*** RECORDS PROVIDED ***
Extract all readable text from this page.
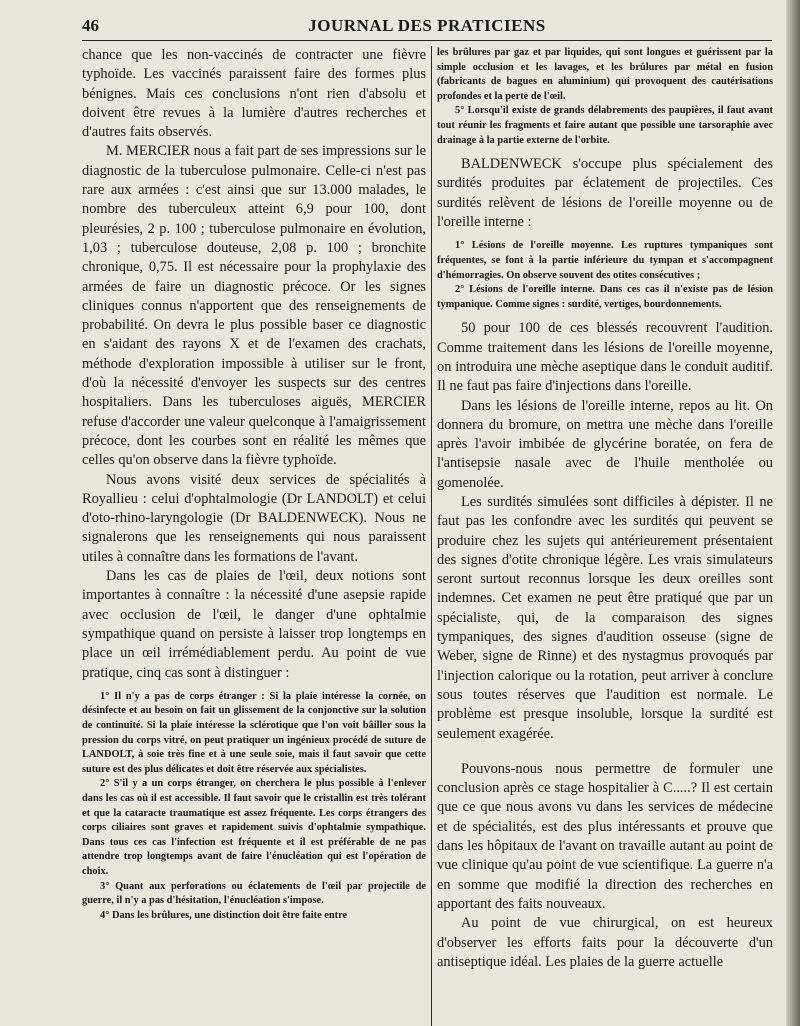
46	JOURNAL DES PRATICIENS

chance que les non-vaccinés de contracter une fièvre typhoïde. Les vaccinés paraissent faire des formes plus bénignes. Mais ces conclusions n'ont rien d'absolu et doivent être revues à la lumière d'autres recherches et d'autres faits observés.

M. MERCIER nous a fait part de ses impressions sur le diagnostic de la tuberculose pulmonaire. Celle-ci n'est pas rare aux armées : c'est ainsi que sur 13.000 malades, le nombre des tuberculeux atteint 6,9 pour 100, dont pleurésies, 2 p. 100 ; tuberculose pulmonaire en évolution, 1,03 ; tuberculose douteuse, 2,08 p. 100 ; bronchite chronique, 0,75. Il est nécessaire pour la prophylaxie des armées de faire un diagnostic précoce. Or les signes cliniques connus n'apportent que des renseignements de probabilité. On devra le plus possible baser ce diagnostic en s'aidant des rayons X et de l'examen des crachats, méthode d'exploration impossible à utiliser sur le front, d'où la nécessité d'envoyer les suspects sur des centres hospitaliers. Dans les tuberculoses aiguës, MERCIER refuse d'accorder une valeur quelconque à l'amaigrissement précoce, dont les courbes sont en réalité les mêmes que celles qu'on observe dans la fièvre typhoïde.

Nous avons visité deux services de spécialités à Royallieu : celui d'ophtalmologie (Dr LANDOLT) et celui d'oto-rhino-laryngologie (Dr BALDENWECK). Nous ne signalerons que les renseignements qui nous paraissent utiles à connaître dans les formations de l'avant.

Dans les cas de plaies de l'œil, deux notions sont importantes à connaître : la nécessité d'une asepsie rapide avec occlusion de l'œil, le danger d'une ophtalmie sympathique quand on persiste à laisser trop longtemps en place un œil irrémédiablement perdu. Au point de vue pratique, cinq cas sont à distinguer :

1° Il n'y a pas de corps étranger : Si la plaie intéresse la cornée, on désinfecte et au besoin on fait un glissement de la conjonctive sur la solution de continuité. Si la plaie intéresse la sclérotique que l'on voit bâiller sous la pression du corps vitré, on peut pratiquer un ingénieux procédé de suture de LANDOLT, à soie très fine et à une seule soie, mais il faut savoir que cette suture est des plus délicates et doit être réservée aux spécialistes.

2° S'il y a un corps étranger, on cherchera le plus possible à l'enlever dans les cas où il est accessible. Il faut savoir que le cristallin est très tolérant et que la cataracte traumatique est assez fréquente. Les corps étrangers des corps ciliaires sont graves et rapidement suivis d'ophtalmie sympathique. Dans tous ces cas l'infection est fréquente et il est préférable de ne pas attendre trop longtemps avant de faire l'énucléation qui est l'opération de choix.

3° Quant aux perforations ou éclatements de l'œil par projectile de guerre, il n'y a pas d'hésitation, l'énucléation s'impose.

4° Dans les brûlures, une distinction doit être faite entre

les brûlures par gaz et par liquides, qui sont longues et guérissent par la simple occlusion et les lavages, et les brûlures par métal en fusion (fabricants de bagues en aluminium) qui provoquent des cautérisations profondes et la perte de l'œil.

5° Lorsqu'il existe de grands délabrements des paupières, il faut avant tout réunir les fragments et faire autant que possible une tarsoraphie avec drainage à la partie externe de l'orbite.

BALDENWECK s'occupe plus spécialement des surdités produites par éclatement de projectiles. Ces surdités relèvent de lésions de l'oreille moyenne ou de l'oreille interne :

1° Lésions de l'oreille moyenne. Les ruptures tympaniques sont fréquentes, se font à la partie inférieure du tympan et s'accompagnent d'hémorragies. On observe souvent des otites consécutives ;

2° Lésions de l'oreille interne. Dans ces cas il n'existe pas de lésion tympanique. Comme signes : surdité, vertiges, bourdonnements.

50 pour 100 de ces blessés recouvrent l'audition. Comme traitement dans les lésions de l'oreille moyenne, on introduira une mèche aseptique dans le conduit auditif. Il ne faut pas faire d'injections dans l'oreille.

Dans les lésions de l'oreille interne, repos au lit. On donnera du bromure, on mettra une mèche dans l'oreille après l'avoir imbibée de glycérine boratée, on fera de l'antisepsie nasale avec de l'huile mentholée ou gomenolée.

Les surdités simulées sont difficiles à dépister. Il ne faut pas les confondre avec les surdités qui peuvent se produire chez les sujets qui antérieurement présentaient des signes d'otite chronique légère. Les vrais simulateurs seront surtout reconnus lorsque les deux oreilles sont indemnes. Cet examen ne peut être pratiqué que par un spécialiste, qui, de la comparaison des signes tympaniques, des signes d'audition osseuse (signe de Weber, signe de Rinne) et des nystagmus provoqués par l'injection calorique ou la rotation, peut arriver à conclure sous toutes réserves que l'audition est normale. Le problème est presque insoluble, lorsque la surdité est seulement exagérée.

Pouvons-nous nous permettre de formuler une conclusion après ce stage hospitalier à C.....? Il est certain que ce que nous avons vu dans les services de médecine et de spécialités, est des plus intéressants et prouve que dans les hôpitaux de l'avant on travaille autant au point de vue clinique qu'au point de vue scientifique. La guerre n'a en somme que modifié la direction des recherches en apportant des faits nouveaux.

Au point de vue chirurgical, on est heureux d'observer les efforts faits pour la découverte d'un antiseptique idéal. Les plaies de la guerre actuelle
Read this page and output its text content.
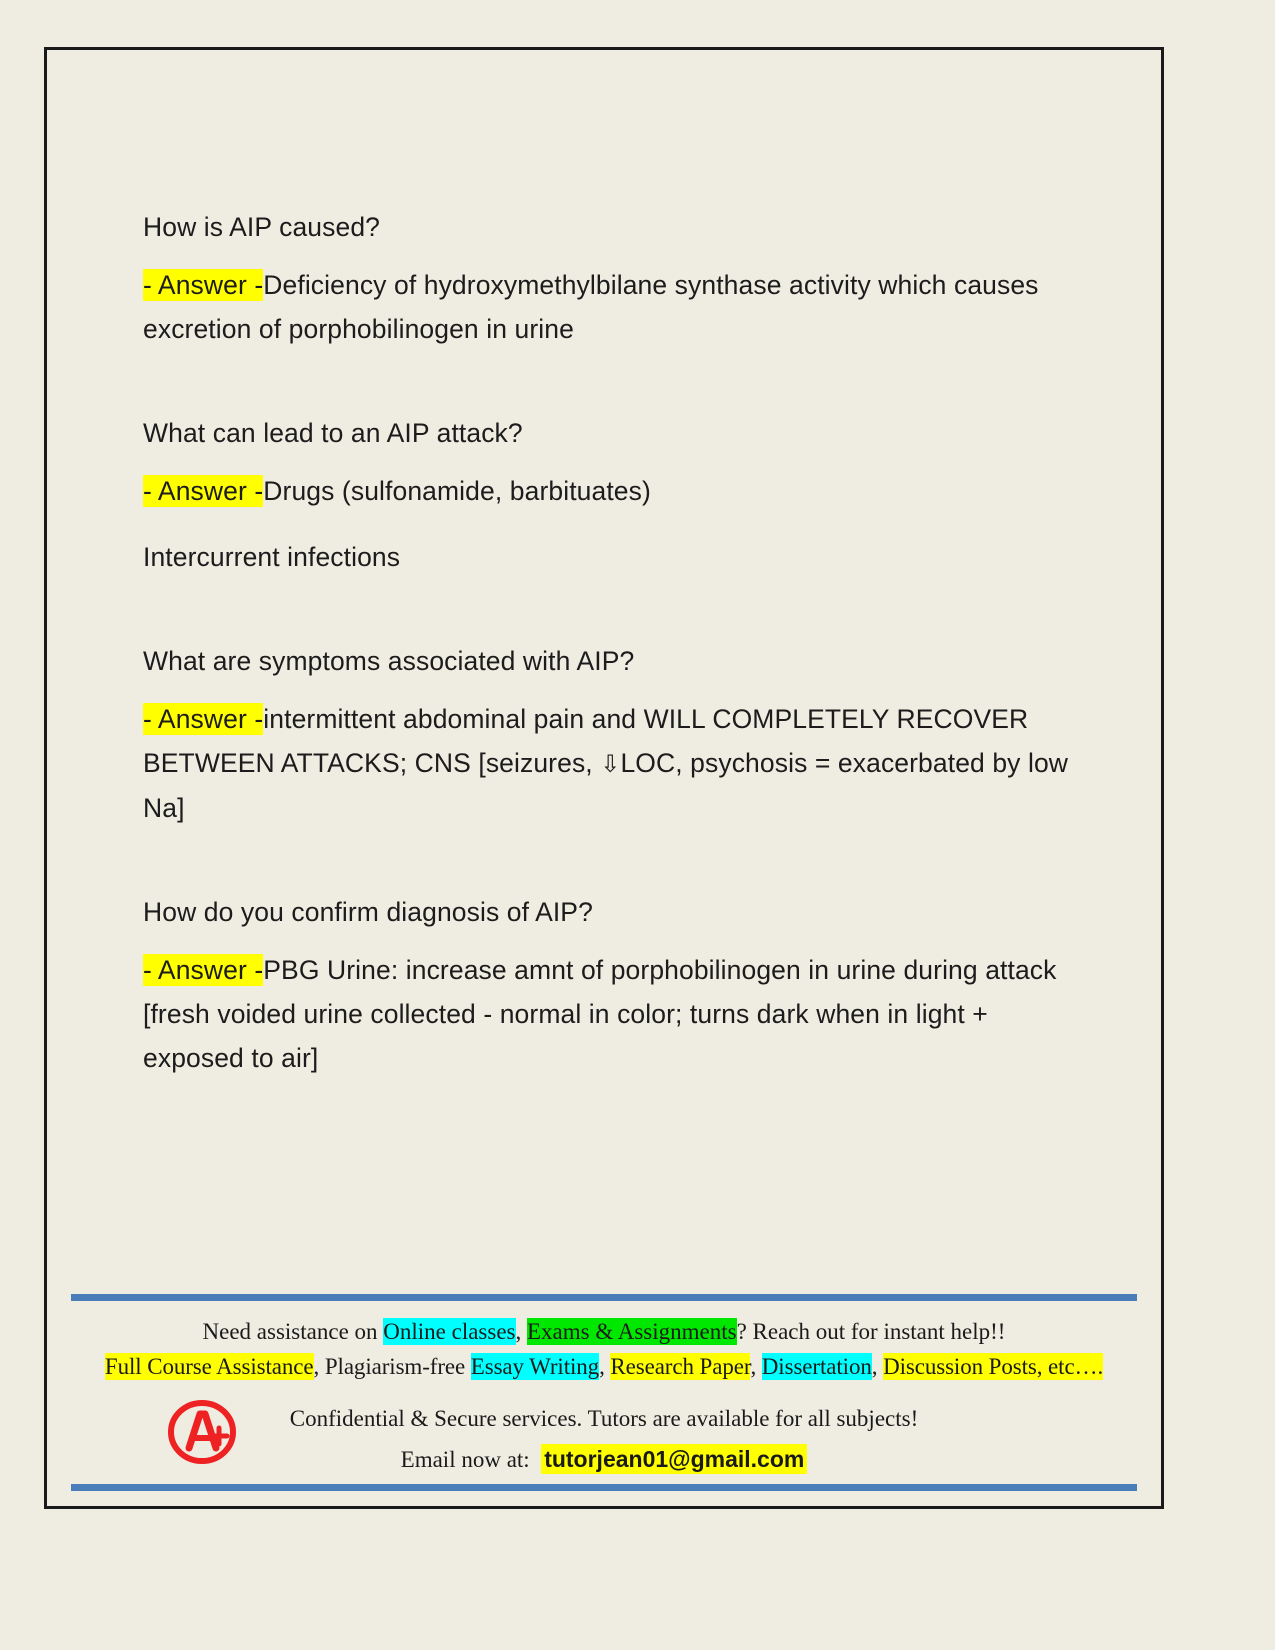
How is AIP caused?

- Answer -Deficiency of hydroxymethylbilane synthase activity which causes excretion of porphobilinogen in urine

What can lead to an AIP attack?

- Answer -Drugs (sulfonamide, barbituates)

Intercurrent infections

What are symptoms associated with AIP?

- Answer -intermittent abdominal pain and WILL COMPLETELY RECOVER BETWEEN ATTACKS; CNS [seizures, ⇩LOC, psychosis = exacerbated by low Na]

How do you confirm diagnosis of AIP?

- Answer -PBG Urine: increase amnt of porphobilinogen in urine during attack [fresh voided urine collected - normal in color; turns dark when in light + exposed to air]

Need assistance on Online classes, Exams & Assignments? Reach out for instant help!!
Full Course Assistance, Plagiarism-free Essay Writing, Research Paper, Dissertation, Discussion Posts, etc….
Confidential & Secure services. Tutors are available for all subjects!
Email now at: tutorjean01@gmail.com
***
§ **SET EXERCISE**: Scan the data for the word "text" and copy every line where it shows up.

§ **ANSWER TO THIS EXERCISE**:
Extract all readable text from this page.
Read this page and output its text content.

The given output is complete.